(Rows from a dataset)
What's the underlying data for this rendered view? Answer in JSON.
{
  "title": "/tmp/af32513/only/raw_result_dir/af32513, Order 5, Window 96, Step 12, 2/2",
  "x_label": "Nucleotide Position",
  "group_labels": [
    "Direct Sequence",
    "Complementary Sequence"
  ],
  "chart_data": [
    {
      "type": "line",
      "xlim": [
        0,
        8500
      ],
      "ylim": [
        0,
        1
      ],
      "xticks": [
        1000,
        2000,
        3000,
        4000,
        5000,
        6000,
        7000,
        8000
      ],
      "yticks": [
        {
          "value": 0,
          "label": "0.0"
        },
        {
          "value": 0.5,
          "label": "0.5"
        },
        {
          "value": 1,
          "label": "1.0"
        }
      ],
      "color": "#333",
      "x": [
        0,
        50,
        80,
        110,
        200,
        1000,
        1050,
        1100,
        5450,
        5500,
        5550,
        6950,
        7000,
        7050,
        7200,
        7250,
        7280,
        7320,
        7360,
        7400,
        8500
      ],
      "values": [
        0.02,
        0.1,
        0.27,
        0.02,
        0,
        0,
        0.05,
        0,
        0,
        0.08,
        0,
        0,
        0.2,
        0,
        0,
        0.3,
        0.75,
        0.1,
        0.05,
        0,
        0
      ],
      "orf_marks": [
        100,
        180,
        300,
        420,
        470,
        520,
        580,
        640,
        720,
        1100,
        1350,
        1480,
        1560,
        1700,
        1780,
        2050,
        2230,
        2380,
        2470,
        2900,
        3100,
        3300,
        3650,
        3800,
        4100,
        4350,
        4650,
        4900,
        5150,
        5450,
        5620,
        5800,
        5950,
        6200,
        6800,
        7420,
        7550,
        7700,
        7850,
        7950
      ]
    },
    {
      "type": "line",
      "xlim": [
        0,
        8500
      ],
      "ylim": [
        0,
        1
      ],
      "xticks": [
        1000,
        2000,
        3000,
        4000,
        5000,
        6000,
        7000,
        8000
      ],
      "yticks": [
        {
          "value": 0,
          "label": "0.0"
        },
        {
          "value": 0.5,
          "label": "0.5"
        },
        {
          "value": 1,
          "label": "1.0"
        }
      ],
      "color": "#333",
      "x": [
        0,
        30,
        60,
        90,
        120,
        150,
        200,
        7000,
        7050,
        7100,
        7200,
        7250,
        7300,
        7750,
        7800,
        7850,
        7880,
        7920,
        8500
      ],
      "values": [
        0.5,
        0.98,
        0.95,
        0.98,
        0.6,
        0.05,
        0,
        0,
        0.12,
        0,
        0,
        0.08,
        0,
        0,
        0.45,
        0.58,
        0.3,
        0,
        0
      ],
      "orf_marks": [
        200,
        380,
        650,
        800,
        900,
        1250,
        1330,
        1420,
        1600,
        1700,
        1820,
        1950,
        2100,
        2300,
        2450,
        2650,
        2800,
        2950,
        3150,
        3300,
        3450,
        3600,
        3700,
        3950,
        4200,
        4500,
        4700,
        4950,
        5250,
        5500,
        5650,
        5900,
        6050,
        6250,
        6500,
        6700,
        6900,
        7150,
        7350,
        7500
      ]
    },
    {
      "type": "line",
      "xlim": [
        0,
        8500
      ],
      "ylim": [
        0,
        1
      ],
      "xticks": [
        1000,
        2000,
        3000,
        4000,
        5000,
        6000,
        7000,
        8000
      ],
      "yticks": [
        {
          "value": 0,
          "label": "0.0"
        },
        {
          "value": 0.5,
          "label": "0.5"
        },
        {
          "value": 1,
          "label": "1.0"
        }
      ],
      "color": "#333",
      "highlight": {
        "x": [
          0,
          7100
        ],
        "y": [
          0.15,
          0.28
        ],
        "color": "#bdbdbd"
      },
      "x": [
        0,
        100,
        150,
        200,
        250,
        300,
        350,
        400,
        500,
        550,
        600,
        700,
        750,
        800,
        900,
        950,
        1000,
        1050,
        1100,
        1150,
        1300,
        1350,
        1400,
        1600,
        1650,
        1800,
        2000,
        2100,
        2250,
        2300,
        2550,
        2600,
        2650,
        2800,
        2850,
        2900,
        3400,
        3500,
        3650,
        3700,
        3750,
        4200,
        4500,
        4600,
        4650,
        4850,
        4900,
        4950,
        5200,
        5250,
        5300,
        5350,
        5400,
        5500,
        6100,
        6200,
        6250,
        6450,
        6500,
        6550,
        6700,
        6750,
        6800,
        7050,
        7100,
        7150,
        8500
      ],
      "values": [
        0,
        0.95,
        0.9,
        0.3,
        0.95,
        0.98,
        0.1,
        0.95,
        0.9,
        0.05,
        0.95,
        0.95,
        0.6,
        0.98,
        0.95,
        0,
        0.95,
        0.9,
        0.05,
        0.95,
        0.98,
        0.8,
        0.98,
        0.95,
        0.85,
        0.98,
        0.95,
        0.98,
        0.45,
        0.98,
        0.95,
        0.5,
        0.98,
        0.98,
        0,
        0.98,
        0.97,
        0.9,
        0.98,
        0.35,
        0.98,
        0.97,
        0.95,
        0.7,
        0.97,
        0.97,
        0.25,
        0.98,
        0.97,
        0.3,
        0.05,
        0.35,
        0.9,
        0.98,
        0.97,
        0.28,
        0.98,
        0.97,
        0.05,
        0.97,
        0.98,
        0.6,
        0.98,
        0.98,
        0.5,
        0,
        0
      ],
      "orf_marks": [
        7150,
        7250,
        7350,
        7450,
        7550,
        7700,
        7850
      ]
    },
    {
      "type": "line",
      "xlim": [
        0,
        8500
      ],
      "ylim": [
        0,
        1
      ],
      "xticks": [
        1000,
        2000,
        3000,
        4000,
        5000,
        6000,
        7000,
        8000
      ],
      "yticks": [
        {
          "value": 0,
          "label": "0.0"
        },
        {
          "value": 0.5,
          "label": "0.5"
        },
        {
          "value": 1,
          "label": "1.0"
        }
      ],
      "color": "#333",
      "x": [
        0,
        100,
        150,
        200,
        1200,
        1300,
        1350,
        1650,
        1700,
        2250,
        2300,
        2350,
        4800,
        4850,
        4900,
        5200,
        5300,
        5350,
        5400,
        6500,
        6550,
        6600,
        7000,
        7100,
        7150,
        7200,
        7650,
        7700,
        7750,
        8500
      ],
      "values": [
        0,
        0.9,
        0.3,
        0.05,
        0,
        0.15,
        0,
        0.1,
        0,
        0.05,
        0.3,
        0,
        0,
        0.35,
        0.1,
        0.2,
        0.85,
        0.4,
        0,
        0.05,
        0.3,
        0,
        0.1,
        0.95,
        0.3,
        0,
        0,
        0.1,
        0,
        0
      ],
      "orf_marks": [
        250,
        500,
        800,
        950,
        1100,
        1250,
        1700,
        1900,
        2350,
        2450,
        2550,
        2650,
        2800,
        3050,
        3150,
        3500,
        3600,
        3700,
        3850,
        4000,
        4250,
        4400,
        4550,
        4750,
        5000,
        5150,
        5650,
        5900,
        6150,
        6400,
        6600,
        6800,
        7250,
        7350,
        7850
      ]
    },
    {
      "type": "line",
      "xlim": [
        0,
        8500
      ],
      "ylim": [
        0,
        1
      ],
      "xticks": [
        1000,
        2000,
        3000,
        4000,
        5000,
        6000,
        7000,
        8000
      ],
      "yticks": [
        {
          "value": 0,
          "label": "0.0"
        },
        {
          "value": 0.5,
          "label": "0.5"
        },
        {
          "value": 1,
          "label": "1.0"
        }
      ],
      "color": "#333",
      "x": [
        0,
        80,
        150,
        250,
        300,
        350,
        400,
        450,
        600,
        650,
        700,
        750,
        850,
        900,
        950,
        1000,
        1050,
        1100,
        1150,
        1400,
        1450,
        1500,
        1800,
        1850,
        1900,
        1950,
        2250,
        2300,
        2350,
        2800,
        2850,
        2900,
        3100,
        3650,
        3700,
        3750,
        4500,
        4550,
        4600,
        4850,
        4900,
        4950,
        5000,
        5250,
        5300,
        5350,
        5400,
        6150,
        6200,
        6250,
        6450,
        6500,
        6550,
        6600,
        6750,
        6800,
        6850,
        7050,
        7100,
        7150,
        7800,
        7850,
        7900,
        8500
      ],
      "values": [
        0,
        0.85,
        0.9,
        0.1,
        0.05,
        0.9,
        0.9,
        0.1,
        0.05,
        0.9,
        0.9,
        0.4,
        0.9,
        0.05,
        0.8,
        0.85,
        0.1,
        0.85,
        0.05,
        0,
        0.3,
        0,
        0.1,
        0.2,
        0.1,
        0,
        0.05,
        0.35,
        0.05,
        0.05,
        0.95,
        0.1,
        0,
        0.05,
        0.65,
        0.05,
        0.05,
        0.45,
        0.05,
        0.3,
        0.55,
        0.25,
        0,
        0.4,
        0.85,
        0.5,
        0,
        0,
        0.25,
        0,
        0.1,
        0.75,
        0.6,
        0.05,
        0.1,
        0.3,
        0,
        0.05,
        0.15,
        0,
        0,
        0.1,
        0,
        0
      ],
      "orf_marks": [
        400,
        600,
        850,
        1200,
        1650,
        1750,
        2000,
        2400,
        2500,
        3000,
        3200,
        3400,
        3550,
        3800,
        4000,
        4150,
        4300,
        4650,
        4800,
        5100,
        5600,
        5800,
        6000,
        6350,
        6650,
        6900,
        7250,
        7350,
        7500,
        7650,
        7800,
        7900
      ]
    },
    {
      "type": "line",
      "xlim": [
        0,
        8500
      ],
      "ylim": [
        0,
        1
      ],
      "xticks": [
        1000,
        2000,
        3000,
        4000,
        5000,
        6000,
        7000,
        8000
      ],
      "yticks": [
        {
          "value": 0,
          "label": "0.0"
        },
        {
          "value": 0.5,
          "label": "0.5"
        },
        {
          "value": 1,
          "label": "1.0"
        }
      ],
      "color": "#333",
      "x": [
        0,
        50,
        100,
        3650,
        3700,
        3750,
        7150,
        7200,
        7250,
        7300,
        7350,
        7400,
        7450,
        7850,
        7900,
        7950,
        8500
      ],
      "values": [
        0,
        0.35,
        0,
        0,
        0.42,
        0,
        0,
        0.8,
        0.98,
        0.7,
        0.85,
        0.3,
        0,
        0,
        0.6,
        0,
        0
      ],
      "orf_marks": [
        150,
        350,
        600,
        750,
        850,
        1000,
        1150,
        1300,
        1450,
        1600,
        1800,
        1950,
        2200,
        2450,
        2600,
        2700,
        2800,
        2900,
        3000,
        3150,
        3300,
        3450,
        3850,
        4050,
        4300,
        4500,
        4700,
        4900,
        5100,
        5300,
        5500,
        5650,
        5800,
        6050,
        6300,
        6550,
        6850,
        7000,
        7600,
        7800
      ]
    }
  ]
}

What this task involves
Search the entries for "Sequence" and copy out each line that has it.

Complete response
    "Direct Sequence",
    "Complementary Sequence"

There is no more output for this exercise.